====== Source material

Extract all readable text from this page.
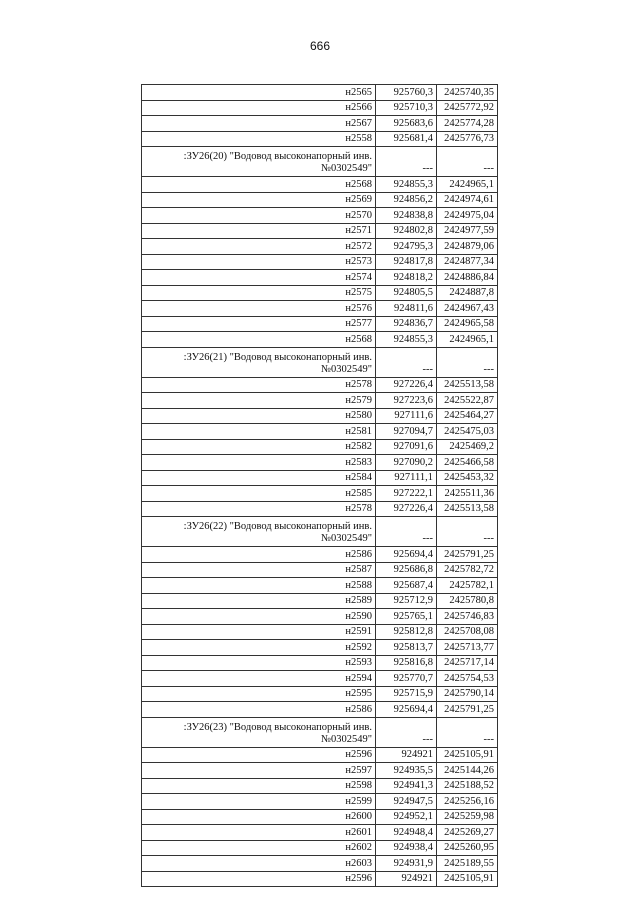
666
н2565	925760,3	2425740,35
н2566	925710,3	2425772,92
н2567	925683,6	2425774,28
н2558	925681,4	2425776,73
:ЗУ26(20) "Водовод высоконапорный инв. №0302549"	---	---
н2568	924855,3	2424965,1
н2569	924856,2	2424974,61
н2570	924838,8	2424975,04
н2571	924802,8	2424977,59
н2572	924795,3	2424879,06
н2573	924817,8	2424877,34
н2574	924818,2	2424886,84
н2575	924805,5	2424887,8
н2576	924811,6	2424967,43
н2577	924836,7	2424965,58
н2568	924855,3	2424965,1
:ЗУ26(21) "Водовод высоконапорный инв. №0302549"	---	---
н2578	927226,4	2425513,58
н2579	927223,6	2425522,87
н2580	927111,6	2425464,27
н2581	927094,7	2425475,03
н2582	927091,6	2425469,2
н2583	927090,2	2425466,58
н2584	927111,1	2425453,32
н2585	927222,1	2425511,36
н2578	927226,4	2425513,58
:ЗУ26(22) "Водовод высоконапорный инв. №0302549"	---	---
н2586	925694,4	2425791,25
н2587	925686,8	2425782,72
н2588	925687,4	2425782,1
н2589	925712,9	2425780,8
н2590	925765,1	2425746,83
н2591	925812,8	2425708,08
н2592	925813,7	2425713,77
н2593	925816,8	2425717,14
н2594	925770,7	2425754,53
н2595	925715,9	2425790,14
н2586	925694,4	2425791,25
:ЗУ26(23) "Водовод высоконапорный инв. №0302549"	---	---
н2596	924921	2425105,91
н2597	924935,5	2425144,26
н2598	924941,3	2425188,52
н2599	924947,5	2425256,16
н2600	924952,1	2425259,98
н2601	924948,4	2425269,27
н2602	924938,4	2425260,95
н2603	924931,9	2425189,55
н2596	924921	2425105,91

============

Make an exact copy of the data, leaving its pictures out.

## Exercise result:
Extract all readable text from this page.
666
н2565	925760,3	2425740,35
н2566	925710,3	2425772,92
н2567	925683,6	2425774,28
н2558	925681,4	2425776,73
:ЗУ26(20) "Водовод высоконапорный инв. №0302549"	---	---
н2568	924855,3	2424965,1
н2569	924856,2	2424974,61
н2570	924838,8	2424975,04
н2571	924802,8	2424977,59
н2572	924795,3	2424879,06
н2573	924817,8	2424877,34
н2574	924818,2	2424886,84
н2575	924805,5	2424887,8
н2576	924811,6	2424967,43
н2577	924836,7	2424965,58
н2568	924855,3	2424965,1
:ЗУ26(21) "Водовод высоконапорный инв. №0302549"	---	---
н2578	927226,4	2425513,58
н2579	927223,6	2425522,87
н2580	927111,6	2425464,27
н2581	927094,7	2425475,03
н2582	927091,6	2425469,2
н2583	927090,2	2425466,58
н2584	927111,1	2425453,32
н2585	927222,1	2425511,36
н2578	927226,4	2425513,58
:ЗУ26(22) "Водовод высоконапорный инв. №0302549"	---	---
н2586	925694,4	2425791,25
н2587	925686,8	2425782,72
н2588	925687,4	2425782,1
н2589	925712,9	2425780,8
н2590	925765,1	2425746,83
н2591	925812,8	2425708,08
н2592	925813,7	2425713,77
н2593	925816,8	2425717,14
н2594	925770,7	2425754,53
н2595	925715,9	2425790,14
н2586	925694,4	2425791,25
:ЗУ26(23) "Водовод высоконапорный инв. №0302549"	---	---
н2596	924921	2425105,91
н2597	924935,5	2425144,26
н2598	924941,3	2425188,52
н2599	924947,5	2425256,16
н2600	924952,1	2425259,98
н2601	924948,4	2425269,27
н2602	924938,4	2425260,95
н2603	924931,9	2425189,55
н2596	924921	2425105,91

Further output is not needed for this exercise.